(Entries from a dataset)

──────────

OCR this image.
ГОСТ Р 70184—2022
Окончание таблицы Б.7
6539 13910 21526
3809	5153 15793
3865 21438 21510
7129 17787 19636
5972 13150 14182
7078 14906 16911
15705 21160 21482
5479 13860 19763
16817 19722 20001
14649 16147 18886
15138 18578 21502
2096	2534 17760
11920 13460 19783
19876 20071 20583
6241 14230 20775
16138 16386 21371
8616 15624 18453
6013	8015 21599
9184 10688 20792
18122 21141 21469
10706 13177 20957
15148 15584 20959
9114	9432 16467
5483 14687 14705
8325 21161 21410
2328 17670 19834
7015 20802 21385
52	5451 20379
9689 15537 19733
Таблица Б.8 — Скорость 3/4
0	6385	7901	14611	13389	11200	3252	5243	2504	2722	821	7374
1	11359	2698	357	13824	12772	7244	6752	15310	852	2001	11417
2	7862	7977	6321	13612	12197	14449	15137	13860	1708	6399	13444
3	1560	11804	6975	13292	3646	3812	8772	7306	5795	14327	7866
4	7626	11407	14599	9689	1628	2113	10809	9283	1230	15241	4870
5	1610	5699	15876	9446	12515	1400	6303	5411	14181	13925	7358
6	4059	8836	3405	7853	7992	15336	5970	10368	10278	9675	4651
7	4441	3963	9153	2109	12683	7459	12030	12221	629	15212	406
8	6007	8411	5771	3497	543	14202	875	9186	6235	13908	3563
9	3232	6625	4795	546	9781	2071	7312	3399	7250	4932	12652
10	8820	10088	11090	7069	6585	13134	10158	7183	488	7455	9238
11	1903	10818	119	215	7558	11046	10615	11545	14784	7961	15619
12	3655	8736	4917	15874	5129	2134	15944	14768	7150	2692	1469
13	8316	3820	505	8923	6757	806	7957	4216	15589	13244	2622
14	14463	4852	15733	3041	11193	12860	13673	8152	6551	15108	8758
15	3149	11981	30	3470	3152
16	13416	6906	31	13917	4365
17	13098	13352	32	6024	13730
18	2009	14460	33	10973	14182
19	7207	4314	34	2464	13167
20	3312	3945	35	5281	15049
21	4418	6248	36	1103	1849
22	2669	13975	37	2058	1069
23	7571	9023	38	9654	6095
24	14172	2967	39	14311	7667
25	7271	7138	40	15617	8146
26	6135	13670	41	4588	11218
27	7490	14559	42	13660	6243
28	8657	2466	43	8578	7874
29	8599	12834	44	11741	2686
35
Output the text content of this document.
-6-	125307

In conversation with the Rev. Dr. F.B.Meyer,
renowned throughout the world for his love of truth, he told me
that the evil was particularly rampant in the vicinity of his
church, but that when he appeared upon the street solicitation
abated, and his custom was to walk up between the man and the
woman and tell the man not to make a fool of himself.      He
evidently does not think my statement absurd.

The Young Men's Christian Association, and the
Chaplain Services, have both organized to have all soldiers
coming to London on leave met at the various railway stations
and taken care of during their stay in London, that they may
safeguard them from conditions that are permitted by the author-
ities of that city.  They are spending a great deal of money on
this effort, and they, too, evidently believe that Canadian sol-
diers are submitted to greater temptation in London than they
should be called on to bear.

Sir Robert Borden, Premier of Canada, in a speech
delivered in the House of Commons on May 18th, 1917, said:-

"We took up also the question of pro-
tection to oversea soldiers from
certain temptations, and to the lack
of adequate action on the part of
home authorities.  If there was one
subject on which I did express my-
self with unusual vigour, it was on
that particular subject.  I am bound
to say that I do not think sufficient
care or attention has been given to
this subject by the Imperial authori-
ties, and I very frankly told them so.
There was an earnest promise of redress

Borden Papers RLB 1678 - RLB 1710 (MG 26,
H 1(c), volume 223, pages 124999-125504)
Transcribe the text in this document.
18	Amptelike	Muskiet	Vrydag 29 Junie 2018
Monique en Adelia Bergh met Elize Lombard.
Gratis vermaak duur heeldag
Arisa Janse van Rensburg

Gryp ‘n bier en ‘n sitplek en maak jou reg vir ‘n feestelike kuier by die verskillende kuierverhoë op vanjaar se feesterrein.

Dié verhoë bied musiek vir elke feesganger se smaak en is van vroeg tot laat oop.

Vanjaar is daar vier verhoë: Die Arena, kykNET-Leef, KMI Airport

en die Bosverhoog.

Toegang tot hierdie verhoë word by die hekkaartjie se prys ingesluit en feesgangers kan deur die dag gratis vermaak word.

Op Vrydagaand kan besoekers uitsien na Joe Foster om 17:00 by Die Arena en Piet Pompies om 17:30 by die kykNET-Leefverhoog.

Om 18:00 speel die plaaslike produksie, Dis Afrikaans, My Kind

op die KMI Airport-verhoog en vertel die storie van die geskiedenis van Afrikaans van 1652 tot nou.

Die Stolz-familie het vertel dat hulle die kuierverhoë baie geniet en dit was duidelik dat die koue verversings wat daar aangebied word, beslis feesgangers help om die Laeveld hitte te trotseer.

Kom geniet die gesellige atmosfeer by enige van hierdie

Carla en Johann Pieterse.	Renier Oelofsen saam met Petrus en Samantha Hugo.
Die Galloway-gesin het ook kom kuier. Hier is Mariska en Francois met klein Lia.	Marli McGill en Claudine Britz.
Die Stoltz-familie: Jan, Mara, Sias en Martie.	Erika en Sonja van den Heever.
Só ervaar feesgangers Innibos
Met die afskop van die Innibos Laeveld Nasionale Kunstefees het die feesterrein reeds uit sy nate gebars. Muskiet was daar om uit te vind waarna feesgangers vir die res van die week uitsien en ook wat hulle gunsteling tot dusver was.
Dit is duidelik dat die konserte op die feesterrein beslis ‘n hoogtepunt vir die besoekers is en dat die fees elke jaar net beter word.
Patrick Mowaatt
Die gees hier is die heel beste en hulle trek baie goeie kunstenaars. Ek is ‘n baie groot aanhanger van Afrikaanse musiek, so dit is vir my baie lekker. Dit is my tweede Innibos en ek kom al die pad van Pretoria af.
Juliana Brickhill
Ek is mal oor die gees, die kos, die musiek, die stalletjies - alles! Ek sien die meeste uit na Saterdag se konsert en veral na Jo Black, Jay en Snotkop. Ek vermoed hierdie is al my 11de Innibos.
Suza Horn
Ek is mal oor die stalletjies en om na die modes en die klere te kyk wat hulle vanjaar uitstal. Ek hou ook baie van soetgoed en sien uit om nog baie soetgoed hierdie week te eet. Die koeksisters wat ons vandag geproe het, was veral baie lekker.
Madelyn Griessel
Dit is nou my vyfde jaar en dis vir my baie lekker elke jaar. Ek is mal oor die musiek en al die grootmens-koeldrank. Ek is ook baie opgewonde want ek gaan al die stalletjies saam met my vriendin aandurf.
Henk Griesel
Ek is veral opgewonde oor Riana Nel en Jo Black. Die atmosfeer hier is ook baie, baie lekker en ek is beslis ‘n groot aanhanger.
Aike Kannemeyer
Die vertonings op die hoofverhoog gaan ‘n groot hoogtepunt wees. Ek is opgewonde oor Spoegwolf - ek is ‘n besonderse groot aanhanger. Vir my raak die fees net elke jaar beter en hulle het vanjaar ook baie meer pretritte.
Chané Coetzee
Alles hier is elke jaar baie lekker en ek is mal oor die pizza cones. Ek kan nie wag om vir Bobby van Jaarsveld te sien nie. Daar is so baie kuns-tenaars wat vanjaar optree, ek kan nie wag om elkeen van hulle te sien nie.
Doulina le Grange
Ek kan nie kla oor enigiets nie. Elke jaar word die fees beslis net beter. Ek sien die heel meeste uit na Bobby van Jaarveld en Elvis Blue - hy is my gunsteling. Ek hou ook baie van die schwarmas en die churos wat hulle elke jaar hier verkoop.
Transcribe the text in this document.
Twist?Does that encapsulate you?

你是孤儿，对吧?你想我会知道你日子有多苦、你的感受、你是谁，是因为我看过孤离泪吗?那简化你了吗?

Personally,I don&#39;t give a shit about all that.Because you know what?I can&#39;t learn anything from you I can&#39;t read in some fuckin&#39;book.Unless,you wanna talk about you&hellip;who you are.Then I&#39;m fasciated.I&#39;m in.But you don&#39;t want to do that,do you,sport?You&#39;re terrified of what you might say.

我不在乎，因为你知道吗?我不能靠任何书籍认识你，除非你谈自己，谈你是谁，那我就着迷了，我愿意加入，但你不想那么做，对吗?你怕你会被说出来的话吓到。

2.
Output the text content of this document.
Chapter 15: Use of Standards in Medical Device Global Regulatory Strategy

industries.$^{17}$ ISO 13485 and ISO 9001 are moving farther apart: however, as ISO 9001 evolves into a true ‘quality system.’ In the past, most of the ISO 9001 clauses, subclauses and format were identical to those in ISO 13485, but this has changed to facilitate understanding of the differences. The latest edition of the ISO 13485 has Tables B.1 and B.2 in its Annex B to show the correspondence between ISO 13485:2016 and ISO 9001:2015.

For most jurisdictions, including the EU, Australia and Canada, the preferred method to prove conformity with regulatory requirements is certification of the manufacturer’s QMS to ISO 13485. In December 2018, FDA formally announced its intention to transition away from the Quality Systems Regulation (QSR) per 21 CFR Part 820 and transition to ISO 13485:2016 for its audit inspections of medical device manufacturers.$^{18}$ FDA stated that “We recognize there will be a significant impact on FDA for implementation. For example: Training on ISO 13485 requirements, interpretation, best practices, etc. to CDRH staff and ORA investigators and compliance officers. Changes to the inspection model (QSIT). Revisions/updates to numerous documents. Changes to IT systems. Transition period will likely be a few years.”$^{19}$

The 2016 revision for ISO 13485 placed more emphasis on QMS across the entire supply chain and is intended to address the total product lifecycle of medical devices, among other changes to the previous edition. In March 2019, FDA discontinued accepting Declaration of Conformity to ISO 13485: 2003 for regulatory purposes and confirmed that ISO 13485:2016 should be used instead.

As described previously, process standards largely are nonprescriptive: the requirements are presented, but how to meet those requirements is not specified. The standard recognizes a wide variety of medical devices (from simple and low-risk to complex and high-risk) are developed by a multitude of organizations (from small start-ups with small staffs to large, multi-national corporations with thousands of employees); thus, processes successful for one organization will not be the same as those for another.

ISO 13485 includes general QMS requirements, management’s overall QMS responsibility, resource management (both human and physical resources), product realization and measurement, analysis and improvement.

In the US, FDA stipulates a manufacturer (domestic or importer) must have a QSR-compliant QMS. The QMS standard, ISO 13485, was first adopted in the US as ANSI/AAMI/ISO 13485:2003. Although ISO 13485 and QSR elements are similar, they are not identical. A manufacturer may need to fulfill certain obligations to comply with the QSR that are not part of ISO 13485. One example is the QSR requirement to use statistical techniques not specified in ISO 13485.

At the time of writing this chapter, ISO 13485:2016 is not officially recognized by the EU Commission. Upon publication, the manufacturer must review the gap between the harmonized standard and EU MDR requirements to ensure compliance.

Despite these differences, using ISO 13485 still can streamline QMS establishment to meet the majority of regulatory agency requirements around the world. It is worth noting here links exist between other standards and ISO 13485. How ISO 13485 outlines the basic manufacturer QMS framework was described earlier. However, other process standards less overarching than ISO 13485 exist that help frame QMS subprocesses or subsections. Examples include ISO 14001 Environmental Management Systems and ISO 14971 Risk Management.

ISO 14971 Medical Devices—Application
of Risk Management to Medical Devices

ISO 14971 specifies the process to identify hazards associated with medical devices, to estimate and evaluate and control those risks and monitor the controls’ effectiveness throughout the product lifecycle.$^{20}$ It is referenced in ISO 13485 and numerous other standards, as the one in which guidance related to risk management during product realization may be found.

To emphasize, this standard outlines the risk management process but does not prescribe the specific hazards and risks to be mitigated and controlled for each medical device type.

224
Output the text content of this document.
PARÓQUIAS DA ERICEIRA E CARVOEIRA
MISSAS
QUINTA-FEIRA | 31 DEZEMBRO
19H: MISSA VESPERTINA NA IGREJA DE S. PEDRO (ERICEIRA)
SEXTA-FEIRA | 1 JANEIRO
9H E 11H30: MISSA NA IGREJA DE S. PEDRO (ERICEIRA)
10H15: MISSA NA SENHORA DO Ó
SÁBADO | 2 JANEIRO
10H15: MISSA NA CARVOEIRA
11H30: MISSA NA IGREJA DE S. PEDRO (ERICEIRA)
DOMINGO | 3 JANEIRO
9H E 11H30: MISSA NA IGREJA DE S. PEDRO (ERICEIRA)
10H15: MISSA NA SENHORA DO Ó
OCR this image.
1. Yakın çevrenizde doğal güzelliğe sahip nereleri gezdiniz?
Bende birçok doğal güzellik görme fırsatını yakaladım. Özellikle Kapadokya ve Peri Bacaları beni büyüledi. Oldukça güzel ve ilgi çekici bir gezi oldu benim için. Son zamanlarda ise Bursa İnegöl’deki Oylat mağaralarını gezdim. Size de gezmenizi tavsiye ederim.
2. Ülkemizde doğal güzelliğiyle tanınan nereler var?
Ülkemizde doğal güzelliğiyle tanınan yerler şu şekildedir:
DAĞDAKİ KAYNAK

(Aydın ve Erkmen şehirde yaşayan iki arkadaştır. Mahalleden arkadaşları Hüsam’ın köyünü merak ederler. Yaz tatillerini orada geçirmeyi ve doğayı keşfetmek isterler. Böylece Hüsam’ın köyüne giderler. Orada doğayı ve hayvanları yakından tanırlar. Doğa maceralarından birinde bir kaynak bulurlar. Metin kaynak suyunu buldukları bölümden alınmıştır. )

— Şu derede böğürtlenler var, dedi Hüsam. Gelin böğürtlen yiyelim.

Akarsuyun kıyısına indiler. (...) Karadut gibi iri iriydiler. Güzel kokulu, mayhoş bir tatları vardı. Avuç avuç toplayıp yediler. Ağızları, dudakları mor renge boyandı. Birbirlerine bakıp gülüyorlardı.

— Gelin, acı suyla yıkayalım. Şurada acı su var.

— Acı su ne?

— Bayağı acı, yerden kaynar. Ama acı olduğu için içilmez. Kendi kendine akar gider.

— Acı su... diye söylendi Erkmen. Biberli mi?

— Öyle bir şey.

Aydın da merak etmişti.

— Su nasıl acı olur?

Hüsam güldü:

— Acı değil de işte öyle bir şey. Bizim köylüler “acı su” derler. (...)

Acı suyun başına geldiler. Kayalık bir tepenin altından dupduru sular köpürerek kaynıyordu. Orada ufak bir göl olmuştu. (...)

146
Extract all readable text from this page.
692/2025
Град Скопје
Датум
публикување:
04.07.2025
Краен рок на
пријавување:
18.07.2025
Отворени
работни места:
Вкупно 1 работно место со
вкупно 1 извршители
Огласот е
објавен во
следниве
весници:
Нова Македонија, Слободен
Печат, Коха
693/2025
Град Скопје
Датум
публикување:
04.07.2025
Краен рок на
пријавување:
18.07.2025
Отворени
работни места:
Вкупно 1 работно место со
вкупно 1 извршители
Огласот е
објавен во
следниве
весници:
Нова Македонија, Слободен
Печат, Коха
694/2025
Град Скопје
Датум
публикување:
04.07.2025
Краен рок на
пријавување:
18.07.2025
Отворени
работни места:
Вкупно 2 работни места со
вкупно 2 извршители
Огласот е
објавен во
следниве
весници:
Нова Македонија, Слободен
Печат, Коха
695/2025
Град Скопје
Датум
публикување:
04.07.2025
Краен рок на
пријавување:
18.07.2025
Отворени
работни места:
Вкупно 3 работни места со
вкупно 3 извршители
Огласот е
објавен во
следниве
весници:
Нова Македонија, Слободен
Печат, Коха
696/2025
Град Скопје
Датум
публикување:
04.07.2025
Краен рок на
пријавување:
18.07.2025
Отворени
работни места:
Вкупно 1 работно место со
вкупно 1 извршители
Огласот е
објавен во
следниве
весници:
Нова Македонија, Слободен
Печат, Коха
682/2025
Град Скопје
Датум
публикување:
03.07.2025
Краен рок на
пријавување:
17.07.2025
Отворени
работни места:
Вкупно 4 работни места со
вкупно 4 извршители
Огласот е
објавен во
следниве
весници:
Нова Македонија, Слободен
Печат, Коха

──────────

» Work to complete: Copy out each line of the records where the string "Arena" appears.

» Response below:
Vanjaar is daar vier verhoë: Die Arena, kykNET-Leef, KMI Airport
Op Vrydagaand kan besoekers uitsien na Joe Foster om 17:00 by Die Arena en Piet Pompies om 17:30 by die kykNET-Leefverhoog.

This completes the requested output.